**Gösterilen metin:**

Hakikat Damlaları-62

Alvarlı Efe Hazretleri, sürekli “Allah bizi insan eyleye!…” diye dua ederdi. Aklınıza “İnsan değil miyiz ki?” sorusu gelebilir; fakat, potansiyel insan olma başkadır, kişinin bütün istidat ve kabiliyetleriyle Allah’a kurbet kesbedip insan-ı kâmil ufkuna ulaşması daha başkadır.
***
Bazı kimseler eksikliklerini bağırıp çağırmayla doldurmaya çalışırlar; oysa, öfkeyle köpürerek bağırıp çağırma yerine, en zor şartlarda dahi üslubunu ve efendiliğini muhafaza edip mülayemetle mukabelede bulunma mefkure insanının şiarıdır.
***
Selef-i salihin, “Hak dostlarının eti zehirlidir; onların gıybetini eden iflah olmaz!” demişlerdir; evet öyledir, evliyaullaha atılan taş dönüp sahibinin başını yarar.
***
Izdırapla yapılan dua Arafat’taki yakarışlara denktir.

**Gösterilen bilgiler:**
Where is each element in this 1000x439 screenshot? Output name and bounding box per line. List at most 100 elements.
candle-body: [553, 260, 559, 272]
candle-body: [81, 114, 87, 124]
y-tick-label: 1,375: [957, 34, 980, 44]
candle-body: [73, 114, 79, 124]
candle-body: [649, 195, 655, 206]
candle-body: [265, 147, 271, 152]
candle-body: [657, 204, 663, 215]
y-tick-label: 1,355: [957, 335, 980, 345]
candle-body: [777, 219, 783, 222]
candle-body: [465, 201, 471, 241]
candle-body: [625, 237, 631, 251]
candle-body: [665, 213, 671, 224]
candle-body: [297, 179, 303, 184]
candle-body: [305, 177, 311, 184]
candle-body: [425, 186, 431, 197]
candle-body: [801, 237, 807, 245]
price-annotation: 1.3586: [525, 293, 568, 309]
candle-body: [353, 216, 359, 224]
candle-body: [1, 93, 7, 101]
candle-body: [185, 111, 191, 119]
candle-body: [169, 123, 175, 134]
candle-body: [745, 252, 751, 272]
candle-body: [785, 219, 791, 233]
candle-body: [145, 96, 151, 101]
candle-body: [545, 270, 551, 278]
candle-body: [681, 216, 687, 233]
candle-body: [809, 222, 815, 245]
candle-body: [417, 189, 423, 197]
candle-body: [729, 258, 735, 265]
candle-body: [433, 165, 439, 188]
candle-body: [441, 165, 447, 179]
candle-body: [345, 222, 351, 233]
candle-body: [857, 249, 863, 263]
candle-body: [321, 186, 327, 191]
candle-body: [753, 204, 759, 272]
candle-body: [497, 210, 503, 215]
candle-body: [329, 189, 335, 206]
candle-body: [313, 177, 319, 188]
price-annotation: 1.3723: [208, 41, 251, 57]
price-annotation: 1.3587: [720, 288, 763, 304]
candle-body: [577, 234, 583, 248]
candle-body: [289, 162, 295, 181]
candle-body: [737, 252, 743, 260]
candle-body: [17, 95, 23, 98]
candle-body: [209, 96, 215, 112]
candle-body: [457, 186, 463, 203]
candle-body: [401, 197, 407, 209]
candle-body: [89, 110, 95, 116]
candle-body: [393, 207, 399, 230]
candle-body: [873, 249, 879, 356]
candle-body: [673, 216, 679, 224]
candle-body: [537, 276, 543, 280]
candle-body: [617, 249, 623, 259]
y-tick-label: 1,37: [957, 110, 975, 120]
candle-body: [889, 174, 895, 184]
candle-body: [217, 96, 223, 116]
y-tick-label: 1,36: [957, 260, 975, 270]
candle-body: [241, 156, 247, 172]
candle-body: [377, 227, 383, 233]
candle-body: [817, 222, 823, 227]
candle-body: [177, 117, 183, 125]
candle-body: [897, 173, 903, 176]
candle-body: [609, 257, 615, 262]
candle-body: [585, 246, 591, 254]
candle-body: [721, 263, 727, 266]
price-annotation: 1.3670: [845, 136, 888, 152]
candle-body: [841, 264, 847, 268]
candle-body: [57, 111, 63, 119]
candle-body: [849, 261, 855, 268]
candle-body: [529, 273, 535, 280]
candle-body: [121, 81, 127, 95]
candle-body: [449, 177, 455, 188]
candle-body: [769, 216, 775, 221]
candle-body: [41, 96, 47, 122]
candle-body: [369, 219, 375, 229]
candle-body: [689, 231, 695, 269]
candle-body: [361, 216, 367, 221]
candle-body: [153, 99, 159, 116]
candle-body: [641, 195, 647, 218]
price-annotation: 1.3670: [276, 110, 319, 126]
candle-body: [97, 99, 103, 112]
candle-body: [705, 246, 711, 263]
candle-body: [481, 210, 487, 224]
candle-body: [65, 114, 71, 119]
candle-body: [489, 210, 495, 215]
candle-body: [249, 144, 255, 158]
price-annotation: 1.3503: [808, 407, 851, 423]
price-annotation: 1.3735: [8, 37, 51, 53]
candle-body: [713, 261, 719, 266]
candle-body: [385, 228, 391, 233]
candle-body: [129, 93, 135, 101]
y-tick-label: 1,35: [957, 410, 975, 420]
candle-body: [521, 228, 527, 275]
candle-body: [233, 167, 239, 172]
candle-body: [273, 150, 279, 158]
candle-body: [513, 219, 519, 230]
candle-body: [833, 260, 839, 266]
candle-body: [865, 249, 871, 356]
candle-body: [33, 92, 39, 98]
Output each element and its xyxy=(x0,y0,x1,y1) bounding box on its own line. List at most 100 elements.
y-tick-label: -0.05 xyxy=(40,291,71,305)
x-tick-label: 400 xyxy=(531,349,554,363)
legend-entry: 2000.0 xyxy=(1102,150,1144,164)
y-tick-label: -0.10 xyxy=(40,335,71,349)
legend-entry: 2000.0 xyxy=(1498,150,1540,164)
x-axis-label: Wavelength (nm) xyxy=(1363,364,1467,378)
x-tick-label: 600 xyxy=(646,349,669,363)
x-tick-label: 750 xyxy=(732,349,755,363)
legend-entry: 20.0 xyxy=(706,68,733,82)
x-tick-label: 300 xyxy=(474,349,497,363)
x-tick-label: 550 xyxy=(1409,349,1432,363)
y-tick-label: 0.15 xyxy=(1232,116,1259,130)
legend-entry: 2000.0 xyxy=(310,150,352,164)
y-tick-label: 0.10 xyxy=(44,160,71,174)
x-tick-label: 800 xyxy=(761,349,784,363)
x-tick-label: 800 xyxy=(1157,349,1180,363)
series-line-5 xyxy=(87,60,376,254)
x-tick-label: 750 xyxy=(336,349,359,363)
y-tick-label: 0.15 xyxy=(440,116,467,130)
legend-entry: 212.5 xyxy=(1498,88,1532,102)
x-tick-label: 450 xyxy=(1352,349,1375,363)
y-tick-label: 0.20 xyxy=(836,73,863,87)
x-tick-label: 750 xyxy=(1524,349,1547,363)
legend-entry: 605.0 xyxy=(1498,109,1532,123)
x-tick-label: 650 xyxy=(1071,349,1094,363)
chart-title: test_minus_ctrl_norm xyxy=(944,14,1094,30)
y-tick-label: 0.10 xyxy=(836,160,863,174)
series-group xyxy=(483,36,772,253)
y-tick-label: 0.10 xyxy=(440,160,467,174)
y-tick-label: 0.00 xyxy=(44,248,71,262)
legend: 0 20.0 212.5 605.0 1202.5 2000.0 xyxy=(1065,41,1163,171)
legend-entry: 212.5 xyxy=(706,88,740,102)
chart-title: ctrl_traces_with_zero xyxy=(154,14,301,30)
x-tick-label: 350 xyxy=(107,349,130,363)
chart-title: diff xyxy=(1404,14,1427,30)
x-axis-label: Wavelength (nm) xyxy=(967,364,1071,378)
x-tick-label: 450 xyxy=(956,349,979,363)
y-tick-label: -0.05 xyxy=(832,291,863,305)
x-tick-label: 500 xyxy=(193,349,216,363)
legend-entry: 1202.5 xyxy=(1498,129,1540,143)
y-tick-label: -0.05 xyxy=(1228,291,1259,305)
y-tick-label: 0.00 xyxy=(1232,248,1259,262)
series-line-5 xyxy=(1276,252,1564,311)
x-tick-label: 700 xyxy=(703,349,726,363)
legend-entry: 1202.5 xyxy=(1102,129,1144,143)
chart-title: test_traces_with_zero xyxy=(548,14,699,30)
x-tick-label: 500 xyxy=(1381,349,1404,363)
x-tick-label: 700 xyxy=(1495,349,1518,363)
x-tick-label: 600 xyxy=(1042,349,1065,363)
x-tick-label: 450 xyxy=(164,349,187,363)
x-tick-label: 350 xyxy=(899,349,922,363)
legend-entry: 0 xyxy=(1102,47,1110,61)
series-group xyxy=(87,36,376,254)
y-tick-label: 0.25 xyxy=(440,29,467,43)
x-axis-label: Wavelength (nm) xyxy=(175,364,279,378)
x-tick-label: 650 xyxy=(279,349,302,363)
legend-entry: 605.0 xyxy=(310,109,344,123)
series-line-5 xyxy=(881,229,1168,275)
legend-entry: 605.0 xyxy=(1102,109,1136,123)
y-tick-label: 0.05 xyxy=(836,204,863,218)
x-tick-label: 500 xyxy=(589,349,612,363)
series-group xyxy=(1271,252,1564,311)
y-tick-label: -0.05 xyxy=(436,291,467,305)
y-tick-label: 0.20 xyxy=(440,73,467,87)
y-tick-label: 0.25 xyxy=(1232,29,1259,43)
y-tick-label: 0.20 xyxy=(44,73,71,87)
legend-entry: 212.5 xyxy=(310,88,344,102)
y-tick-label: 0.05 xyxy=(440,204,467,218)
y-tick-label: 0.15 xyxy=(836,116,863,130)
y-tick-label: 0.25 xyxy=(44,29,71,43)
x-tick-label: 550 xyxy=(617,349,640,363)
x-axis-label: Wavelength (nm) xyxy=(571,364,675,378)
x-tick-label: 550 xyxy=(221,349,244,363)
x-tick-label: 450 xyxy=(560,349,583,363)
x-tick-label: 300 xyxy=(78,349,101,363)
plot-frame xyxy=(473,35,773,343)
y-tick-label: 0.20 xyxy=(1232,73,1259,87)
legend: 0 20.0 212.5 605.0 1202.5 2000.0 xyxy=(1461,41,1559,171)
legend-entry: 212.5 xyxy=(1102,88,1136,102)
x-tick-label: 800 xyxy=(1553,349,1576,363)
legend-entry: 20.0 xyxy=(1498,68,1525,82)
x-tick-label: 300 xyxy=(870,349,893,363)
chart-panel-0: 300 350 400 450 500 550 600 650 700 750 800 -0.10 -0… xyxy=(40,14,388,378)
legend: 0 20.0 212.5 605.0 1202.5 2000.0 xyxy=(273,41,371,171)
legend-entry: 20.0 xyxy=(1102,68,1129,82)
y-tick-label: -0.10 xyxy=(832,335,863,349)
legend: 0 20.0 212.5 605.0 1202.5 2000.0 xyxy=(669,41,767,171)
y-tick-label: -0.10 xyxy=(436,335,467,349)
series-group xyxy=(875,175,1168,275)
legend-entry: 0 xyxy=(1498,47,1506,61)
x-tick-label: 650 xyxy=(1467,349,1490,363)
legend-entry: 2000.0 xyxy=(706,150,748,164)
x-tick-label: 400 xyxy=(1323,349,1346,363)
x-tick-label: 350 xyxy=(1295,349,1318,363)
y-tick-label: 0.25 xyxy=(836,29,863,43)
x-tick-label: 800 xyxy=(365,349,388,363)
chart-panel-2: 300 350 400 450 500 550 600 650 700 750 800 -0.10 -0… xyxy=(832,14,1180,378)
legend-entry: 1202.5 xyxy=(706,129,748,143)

**Görev tanımı:** Yukarıdaki Hakikat Damlaları metninde tırnak içinde geçen bütün sözleri, metindeki sırasıyla alt alta yaz.

**Tam cevap:**
“Allah bizi insan eyleye!…”
“İnsan değil miyiz ki?”
“Hak dostlarının eti zehirlidir; onların gıybetini eden iflah olmaz!”